Records supplied
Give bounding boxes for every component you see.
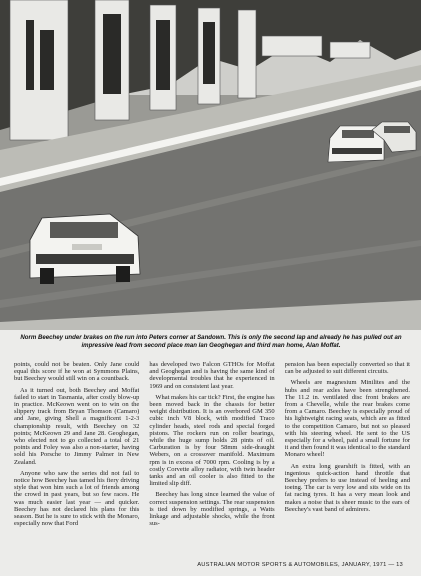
paragraph: Anyone who saw the series did not fail to notice how Beechey has tamed his fiery driving style that won him such a lot of friends among the crowd in past years, but so few races. He was much easier last year — and quicker. Beechey has not declared his plans for this season. But he is sure to stick with the Monaro, especially now that Ford	[14, 469, 140, 528]
page-footer: AUSTRALIAN MOTOR SPORTS & AUTOMOBILES, JANUARY, 1971 — 13	[197, 562, 403, 568]
article-column-2	[149, 361, 274, 559]
paragraph: has developed two Falcon GTHOs for Moffat and Geoghegan and is having the same kind of developmental troubles that he experienced in 1969 and on consistent last year.	[149, 361, 275, 390]
paragraph: Wheels are magnesium Minilites and the hubs and rear axles have been strengthened. The 11.2 in. ventilated disc front brakes are from a Chevelle, while the rear brakes come from a Camaro. Beechey is especially proud of his lightweight racing seats, which are as fitted to the competition Camaro, but not so pleased with his steering wheel. He sent to the US especially for a wheel, paid a small fortune for it and then found it was identical to the standard Monaro wheel!	[284, 379, 410, 459]
paragraph: pension has been especially converted so that it can be adjusted to suit different circuits.	[284, 361, 410, 376]
article-column-1	[14, 361, 139, 559]
article-body	[14, 361, 410, 559]
paragraph: What makes his car tick? First, the engine has been moved back in the chassis for better weight distribution. It is an overbored GM 350 cubic inch V8 block, with modified Traco cylinder heads, steel rods and special forged pistons. The rockers run on roller bearings, while the huge sump holds 28 pints of oil. Carburation is by four 58mm side-draught Webers, on a crossover manifold. Maximum rpm is in excess of 7000 rpm. Cooling is by a costly Corvette alloy radiator, with twin header tanks and an oil cooler is also fitted to the limited slip diff.	[149, 393, 275, 488]
article-column-3	[285, 361, 410, 559]
paragraph: Beechey has long since learned the value of correct suspension settings. The rear suspension is tied down by modified springs, a Watts linkage and adjustable shocks, while the front sus-	[149, 491, 275, 528]
paragraph: points, could not be beaten. Only Jane could equal this score if he won at Symmons Plains, but Beechey would still win on a countback.	[14, 361, 140, 383]
paragraph: As it turned out, both Beechey and Moffat failed to start in Tasmania, after costly blow-up in practice. McKeown went on to win on the slippery track from Bryan Thomson (Camaro) and Jane, giving Shell a magnificent 1-2-3 championship result, with Beechey on 32 points; McKeown 29 and Jane 28. Geoghegan, who elected not to go collected a total of 21 points and Foley was also a non-starter, having sold his Porsche to Jimmy Palmer in New Zealand.	[14, 386, 140, 466]
paragraph: An extra long gearshift is fitted, with an ingenious quick-action hand throttle that Beechey prefers to use instead of heeling and toeing. The car is very low and sits wide on its fat racing tyres. It has a very mean look and makes a noise that is sheer music to the ears of Beechey's vast band of admirers.	[284, 462, 410, 513]
photo-caption: Norm Beechey under brakes on the run into Peters corner at Sandown. This is only the second lap and already he has pulled out an impressive lead from second place man Ian Geoghegan and third man home, Alan Moffat.	[20, 334, 402, 349]
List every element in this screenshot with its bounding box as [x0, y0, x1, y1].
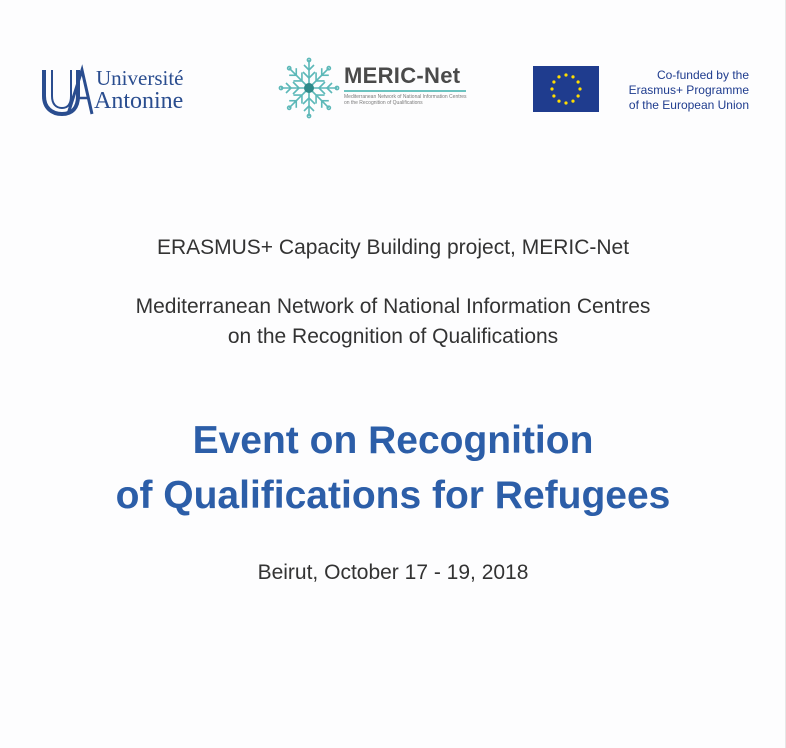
network-line2: on the Recognition of Qualifications [227, 325, 559, 348]
event-title [0, 413, 786, 523]
event-title-line2: of Qualifications for Refugees [115, 474, 671, 517]
ua-logo-line2: Antonine [94, 88, 184, 114]
eu-text-line1: Co-funded by the [656, 68, 749, 82]
event-title-line1: Event on Recognition [192, 419, 594, 462]
event-date: Beirut, October 17 - 19, 2018 [257, 561, 529, 584]
network-line1: Mediterranean Network of National Information Centres [135, 295, 651, 318]
eu-erasmus-logo [533, 66, 749, 112]
meric-net-divider [344, 90, 466, 92]
ua-monogram-icon [38, 62, 94, 118]
ua-logo-line1: Université [96, 66, 184, 90]
eu-cofunded-text [629, 68, 749, 113]
meric-net-subtitle-line1: Mediterranean Network of National Information Centres [344, 94, 467, 100]
eu-text-line3: of the European Union [628, 98, 749, 112]
meric-net-name: MERIC-Net [344, 63, 461, 88]
meric-net-logo [278, 57, 478, 121]
universite-antonine-logo [38, 62, 228, 118]
eu-text-line2: Erasmus+ Programme [628, 83, 749, 97]
snowflake-icon [278, 57, 340, 119]
network-name [0, 292, 786, 352]
meric-net-subtitle [344, 94, 470, 106]
meric-net-subtitle-line2: on the Recognition of Qualifications [344, 100, 423, 106]
eu-flag-icon [533, 66, 599, 112]
project-line: ERASMUS+ Capacity Building project, MERIC-Net [156, 236, 630, 259]
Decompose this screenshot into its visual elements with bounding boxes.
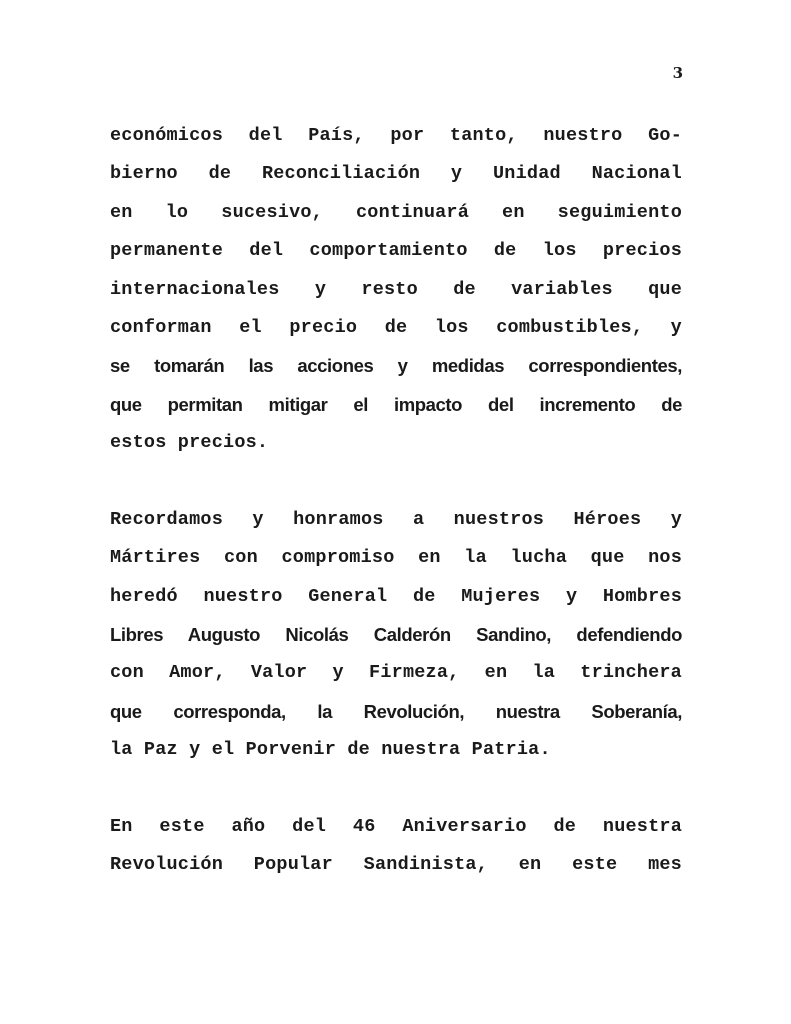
paragraph-gap xyxy=(110,463,682,501)
text-line: permanente del comportamiento de los precios xyxy=(110,240,682,262)
page-number: 3 xyxy=(672,64,683,82)
paragraph-fuel-prices xyxy=(110,117,682,463)
text-line: En este año del 46 Aniversario de nuestra xyxy=(110,816,682,838)
text-line: que permitan mitigar el impacto del incremento de xyxy=(110,393,682,415)
text-line: se tomarán las acciones y medidas correspondientes, xyxy=(110,355,682,377)
text-line: Libres Augusto Nicolás Calderón Sandino, defendiendo xyxy=(110,624,682,646)
document-body xyxy=(110,117,682,885)
text-line: la Paz y el Porvenir de nuestra Patria. xyxy=(110,739,551,761)
text-line: Recordamos y honramos a nuestros Héroes y xyxy=(110,508,682,530)
text-line: Revolución Popular Sandinista, en este mes xyxy=(110,854,682,876)
text-line: estos precios. xyxy=(110,432,269,454)
paragraph-gap xyxy=(110,770,682,808)
text-line: bierno de Reconciliación y Unidad Nacional xyxy=(110,163,682,185)
text-line: heredó nuestro General de Mujeres y Hombres xyxy=(110,585,682,607)
text-line: internacionales y resto de variables que xyxy=(110,278,682,300)
text-line: que corresponda, la Revolución, nuestra Soberanía, xyxy=(110,700,682,722)
text-line: con Amor, Valor y Firmeza, en la trinchera xyxy=(110,662,682,684)
text-line: conforman el precio de los combustibles, y xyxy=(110,316,682,338)
text-line: económicos del País, por tanto, nuestro Go- xyxy=(110,125,682,146)
paragraph-anniversary xyxy=(110,808,682,885)
text-line: Mártires con compromiso en la lucha que nos xyxy=(110,547,682,569)
text-line: en lo sucesivo, continuará en seguimiento xyxy=(110,201,682,223)
paragraph-heroes xyxy=(110,501,682,770)
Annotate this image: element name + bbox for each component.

Work required
Reproduce every row above word for word, leaving out the pictures.

Solution
Give bounding boxes for every component you see.
paragraph: Anyone who saw the series did not fail to notice how Beechey has tamed his fiery driving style that won him such a lot of friends among the crowd in past years, but so few races. He was much easier last year — and quicker. Beechey has not declared his plans for this season. But he is sure to stick with the Monaro, especially now that Ford	[14, 469, 140, 528]
page-footer: AUSTRALIAN MOTOR SPORTS & AUTOMOBILES, JANUARY, 1971 — 13	[197, 562, 403, 568]
article-column-2	[149, 361, 274, 559]
paragraph: has developed two Falcon GTHOs for Moffat and Geoghegan and is having the same kind of developmental troubles that he experienced in 1969 and on consistent last year.	[149, 361, 275, 390]
paragraph: Wheels are magnesium Minilites and the hubs and rear axles have been strengthened. The 11.2 in. ventilated disc front brakes are from a Chevelle, while the rear brakes come from a Camaro. Beechey is especially proud of his lightweight racing seats, which are as fitted to the competition Camaro, but not so pleased with his steering wheel. He sent to the US especially for a wheel, paid a small fortune for it and then found it was identical to the standard Monaro wheel!	[284, 379, 410, 459]
paragraph: pension has been especially converted so that it can be adjusted to suit different circuits.	[284, 361, 410, 376]
article-column-1	[14, 361, 139, 559]
article-body	[14, 361, 410, 559]
paragraph: What makes his car tick? First, the engine has been moved back in the chassis for better weight distribution. It is an overbored GM 350 cubic inch V8 block, with modified Traco cylinder heads, steel rods and special forged pistons. The rockers run on roller bearings, while the huge sump holds 28 pints of oil. Carburation is by four 58mm side-draught Webers, on a crossover manifold. Maximum rpm is in excess of 7000 rpm. Cooling is by a costly Corvette alloy radiator, with twin header tanks and an oil cooler is also fitted to the limited slip diff.	[149, 393, 275, 488]
article-column-3	[285, 361, 410, 559]
paragraph: Beechey has long since learned the value of correct suspension settings. The rear suspension is tied down by modified springs, a Watts linkage and adjustable shocks, while the front sus-	[149, 491, 275, 528]
paragraph: points, could not be beaten. Only Jane could equal this score if he won at Symmons Plains, but Beechey would still win on a countback.	[14, 361, 140, 383]
paragraph: As it turned out, both Beechey and Moffat failed to start in Tasmania, after costly blow-up in practice. McKeown went on to win on the slippery track from Bryan Thomson (Camaro) and Jane, giving Shell a magnificent 1-2-3 championship result, with Beechey on 32 points; McKeown 29 and Jane 28. Geoghegan, who elected not to go collected a total of 21 points and Foley was also a non-starter, having sold his Porsche to Jimmy Palmer in New Zealand.	[14, 386, 140, 466]
paragraph: An extra long gearshift is fitted, with an ingenious quick-action hand throttle that Beechey prefers to use instead of heeling and toeing. The car is very low and sits wide on its fat racing tyres. It has a very mean look and makes a noise that is sheer music to the ears of Beechey's vast band of admirers.	[284, 462, 410, 513]
photo-caption: Norm Beechey under brakes on the run into Peters corner at Sandown. This is only the second lap and already he has pulled out an impressive lead from second place man Ian Geoghegan and third man home, Alan Moffat.	[20, 334, 402, 349]
List every element in this screenshot with its bounding box as [x0, y0, x1, y1].
network-line2: on the Recognition of Qualifications [227, 325, 559, 348]
event-title [0, 413, 786, 523]
event-title-line2: of Qualifications for Refugees [115, 474, 671, 517]
ua-logo-line2: Antonine [94, 88, 184, 114]
eu-text-line1: Co-funded by the [656, 68, 749, 82]
event-title-line1: Event on Recognition [192, 419, 594, 462]
event-date: Beirut, October 17 - 19, 2018 [257, 561, 529, 584]
network-line1: Mediterranean Network of National Information Centres [135, 295, 651, 318]
eu-erasmus-logo [533, 66, 749, 112]
meric-net-divider [344, 90, 466, 92]
ua-monogram-icon [38, 62, 94, 118]
ua-logo-line1: Université [96, 66, 184, 90]
eu-cofunded-text [629, 68, 749, 113]
meric-net-subtitle-line1: Mediterranean Network of National Information Centres [344, 94, 467, 100]
eu-text-line3: of the European Union [628, 98, 749, 112]
meric-net-name: MERIC-Net [344, 63, 461, 88]
meric-net-logo [278, 57, 478, 121]
universite-antonine-logo [38, 62, 228, 118]
eu-text-line2: Erasmus+ Programme [628, 83, 749, 97]
snowflake-icon [278, 57, 340, 119]
network-name [0, 292, 786, 352]
meric-net-subtitle [344, 94, 470, 106]
meric-net-subtitle-line2: on the Recognition of Qualifications [344, 100, 423, 106]
eu-flag-icon [533, 66, 599, 112]
project-line: ERASMUS+ Capacity Building project, MERIC-Net [156, 236, 630, 259]
Decompose this screenshot into its visual elements with bounding boxes.
paragraph-gap xyxy=(110,463,682,501)
text-line: permanente del comportamiento de los precios xyxy=(110,240,682,262)
page-number: 3 xyxy=(672,64,683,82)
paragraph-fuel-prices xyxy=(110,117,682,463)
text-line: En este año del 46 Aniversario de nuestra xyxy=(110,816,682,838)
text-line: que permitan mitigar el impacto del incremento de xyxy=(110,393,682,415)
text-line: se tomarán las acciones y medidas correspondientes, xyxy=(110,355,682,377)
text-line: Libres Augusto Nicolás Calderón Sandino, defendiendo xyxy=(110,624,682,646)
document-body xyxy=(110,117,682,885)
text-line: la Paz y el Porvenir de nuestra Patria. xyxy=(110,739,551,761)
text-line: Recordamos y honramos a nuestros Héroes y xyxy=(110,508,682,530)
text-line: Revolución Popular Sandinista, en este mes xyxy=(110,854,682,876)
text-line: estos precios. xyxy=(110,432,269,454)
paragraph-gap xyxy=(110,770,682,808)
text-line: bierno de Reconciliación y Unidad Nacional xyxy=(110,163,682,185)
text-line: heredó nuestro General de Mujeres y Hombres xyxy=(110,585,682,607)
text-line: internacionales y resto de variables que xyxy=(110,278,682,300)
text-line: que corresponda, la Revolución, nuestra Soberanía, xyxy=(110,700,682,722)
text-line: con Amor, Valor y Firmeza, en la trinchera xyxy=(110,662,682,684)
text-line: conforman el precio de los combustibles, y xyxy=(110,316,682,338)
text-line: económicos del País, por tanto, nuestro Go- xyxy=(110,125,682,146)
paragraph-anniversary xyxy=(110,808,682,885)
text-line: Mártires con compromiso en la lucha que nos xyxy=(110,547,682,569)
text-line: en lo sucesivo, continuará en seguimiento xyxy=(110,201,682,223)
paragraph-heroes xyxy=(110,501,682,770)
Annotate this image: element name + bbox for each component.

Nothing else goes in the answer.